Dataset items
════════

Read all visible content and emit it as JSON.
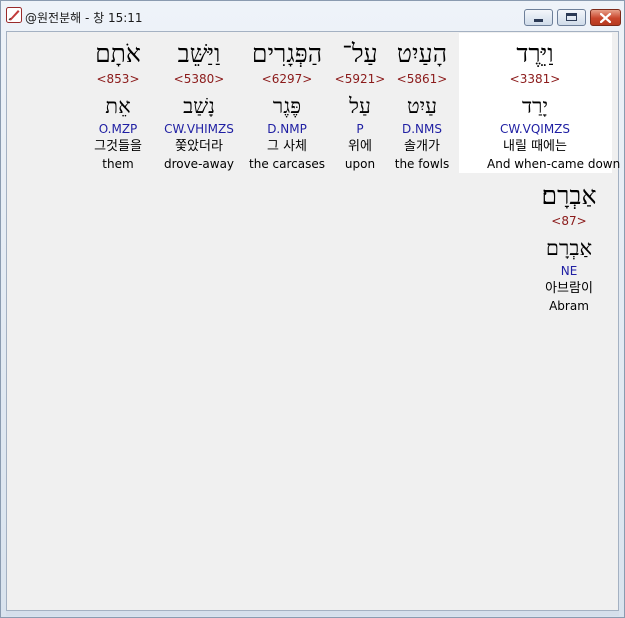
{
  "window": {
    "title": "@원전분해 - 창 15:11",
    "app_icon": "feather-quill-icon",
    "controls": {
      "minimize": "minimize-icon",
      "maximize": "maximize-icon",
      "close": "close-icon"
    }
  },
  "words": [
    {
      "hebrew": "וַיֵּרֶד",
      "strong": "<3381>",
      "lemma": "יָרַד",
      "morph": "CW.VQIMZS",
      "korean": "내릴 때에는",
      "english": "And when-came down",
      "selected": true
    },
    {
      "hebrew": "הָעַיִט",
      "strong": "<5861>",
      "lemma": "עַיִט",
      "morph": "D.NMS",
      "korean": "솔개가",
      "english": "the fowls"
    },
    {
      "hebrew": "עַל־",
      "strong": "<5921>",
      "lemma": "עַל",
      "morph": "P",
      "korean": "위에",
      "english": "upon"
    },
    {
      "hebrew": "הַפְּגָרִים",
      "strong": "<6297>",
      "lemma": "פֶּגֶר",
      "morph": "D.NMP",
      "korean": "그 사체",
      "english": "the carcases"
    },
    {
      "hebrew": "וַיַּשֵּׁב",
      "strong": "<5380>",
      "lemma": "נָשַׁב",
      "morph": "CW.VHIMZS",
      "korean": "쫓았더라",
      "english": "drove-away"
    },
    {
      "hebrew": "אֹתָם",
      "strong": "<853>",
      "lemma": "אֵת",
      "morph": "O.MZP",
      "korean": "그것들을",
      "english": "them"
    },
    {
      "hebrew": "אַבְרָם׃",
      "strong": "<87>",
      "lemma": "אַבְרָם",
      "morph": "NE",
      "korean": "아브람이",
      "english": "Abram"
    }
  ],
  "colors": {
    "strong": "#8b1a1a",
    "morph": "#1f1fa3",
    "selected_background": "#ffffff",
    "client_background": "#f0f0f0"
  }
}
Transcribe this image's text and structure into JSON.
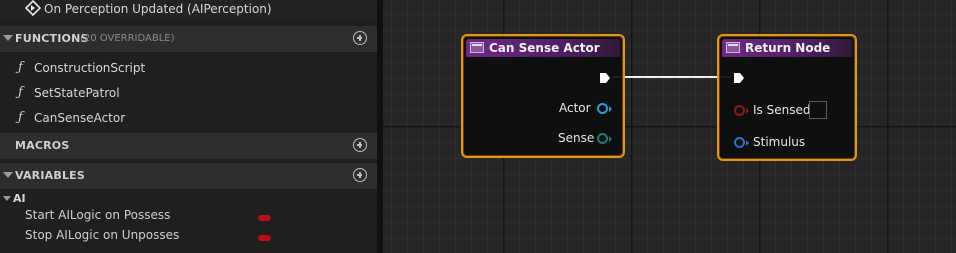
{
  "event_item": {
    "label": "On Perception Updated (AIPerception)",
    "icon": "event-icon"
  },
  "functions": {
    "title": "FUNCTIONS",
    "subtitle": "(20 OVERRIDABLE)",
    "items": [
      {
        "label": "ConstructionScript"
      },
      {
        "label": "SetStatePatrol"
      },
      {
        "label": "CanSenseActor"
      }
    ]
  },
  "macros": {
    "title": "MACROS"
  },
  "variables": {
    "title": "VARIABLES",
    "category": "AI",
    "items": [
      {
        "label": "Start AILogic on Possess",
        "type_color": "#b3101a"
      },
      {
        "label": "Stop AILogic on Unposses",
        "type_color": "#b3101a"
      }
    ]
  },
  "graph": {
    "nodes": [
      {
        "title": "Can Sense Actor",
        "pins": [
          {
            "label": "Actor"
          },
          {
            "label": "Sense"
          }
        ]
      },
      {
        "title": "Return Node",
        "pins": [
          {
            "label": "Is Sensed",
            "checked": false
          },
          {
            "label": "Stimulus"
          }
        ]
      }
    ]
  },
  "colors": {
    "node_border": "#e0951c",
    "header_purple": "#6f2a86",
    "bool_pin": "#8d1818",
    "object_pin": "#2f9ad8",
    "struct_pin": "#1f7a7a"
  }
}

════════

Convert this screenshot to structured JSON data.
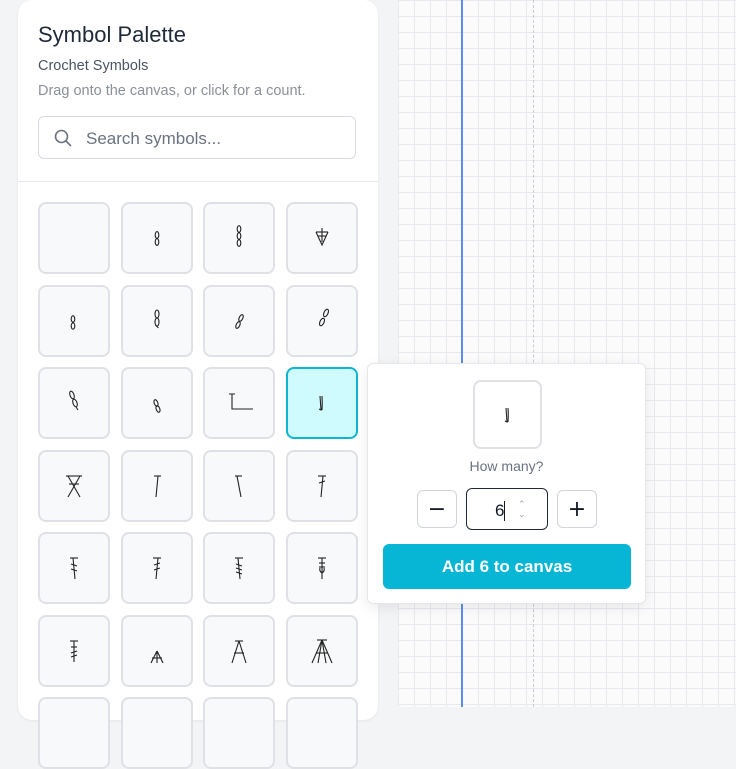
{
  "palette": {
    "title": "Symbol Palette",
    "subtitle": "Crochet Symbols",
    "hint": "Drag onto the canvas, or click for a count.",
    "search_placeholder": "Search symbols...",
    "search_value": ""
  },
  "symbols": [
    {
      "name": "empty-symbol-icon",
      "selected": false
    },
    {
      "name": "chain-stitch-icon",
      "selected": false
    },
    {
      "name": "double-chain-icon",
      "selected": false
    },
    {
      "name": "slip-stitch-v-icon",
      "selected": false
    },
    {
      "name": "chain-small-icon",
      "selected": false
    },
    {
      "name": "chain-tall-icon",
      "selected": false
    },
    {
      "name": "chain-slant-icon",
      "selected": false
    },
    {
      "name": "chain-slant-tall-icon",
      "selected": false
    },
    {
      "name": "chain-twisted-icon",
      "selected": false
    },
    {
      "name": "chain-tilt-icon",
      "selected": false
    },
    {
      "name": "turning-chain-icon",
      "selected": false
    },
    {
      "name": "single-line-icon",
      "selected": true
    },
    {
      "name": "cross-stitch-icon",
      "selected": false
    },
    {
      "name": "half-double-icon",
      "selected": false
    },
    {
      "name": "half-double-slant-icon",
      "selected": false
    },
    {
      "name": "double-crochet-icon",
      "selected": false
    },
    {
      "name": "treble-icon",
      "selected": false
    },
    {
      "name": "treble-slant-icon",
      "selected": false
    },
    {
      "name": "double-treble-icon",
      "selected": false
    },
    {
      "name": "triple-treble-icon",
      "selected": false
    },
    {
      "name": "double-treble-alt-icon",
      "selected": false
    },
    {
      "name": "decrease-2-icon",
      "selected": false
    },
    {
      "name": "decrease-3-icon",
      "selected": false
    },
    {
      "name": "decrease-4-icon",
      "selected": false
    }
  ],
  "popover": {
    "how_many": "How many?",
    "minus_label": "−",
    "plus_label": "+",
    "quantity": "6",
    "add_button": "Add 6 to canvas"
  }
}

════════

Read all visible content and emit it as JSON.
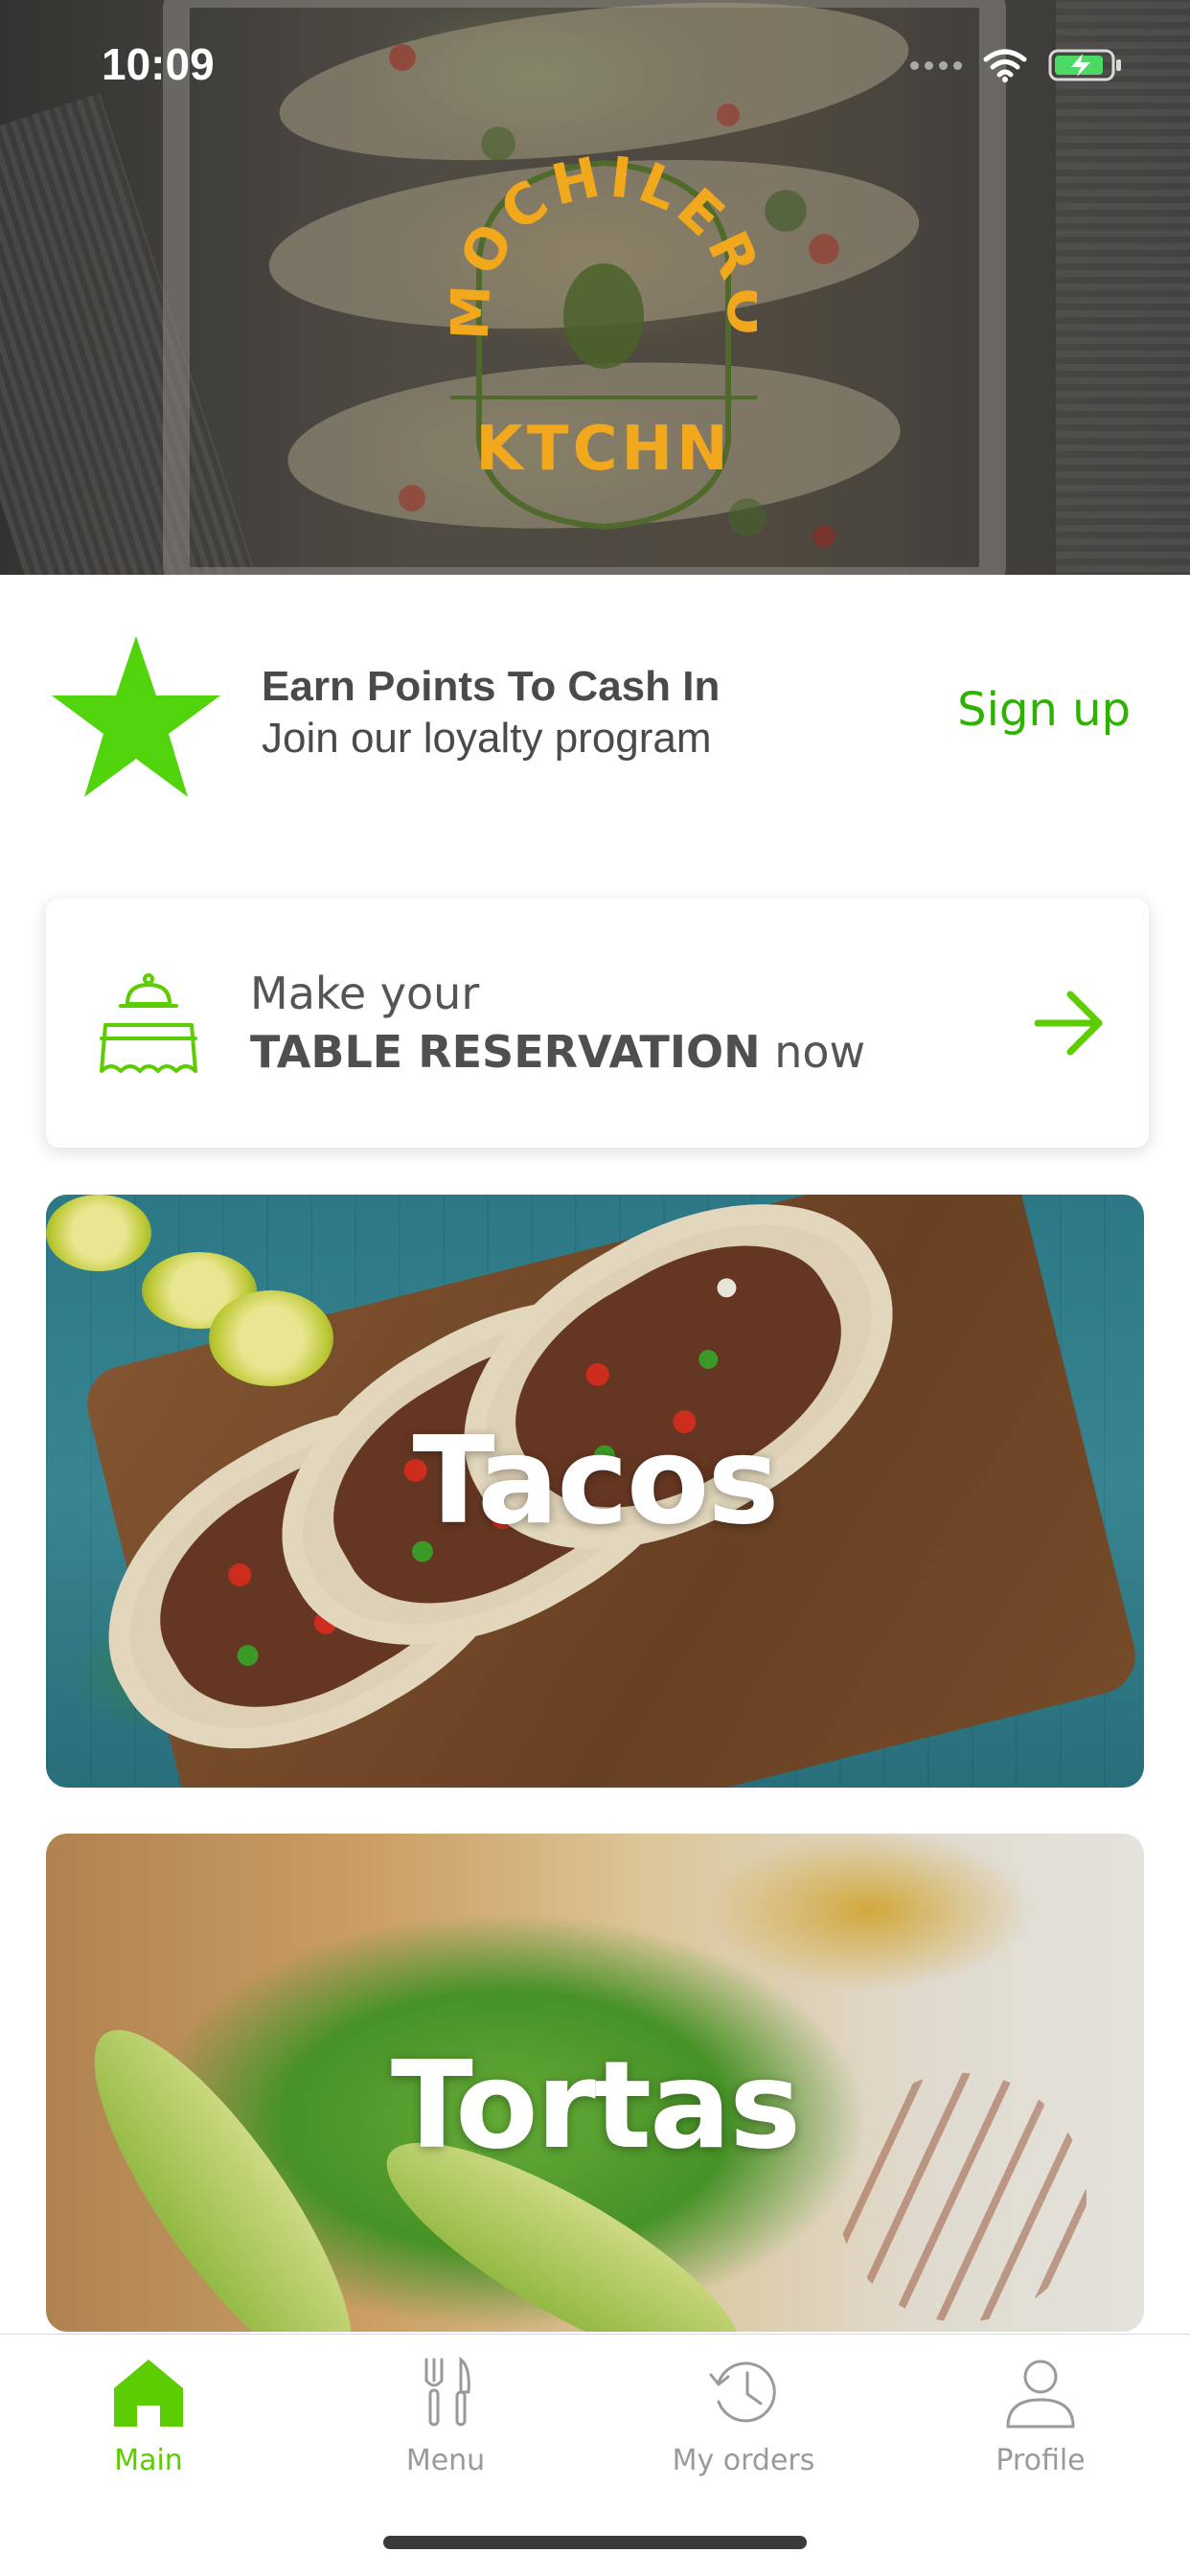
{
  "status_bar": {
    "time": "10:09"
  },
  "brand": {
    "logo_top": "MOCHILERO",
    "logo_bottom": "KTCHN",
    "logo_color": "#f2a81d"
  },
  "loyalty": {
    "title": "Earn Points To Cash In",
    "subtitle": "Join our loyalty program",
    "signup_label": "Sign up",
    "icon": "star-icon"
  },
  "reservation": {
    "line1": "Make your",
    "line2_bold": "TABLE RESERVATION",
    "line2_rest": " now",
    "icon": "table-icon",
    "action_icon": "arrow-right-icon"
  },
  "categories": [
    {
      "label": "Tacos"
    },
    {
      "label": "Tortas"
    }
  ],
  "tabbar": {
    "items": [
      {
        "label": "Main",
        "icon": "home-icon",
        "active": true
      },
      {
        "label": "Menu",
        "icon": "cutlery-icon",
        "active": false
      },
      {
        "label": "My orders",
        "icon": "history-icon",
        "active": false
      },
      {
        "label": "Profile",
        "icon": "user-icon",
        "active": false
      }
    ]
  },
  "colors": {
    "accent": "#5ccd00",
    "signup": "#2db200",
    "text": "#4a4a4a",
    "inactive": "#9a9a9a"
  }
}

════════

To do>
Extract every line from the records above that contains the word "text".

The solution>
Transcribe this image's text and structure into JSON.
    "text": "#4a4a4a",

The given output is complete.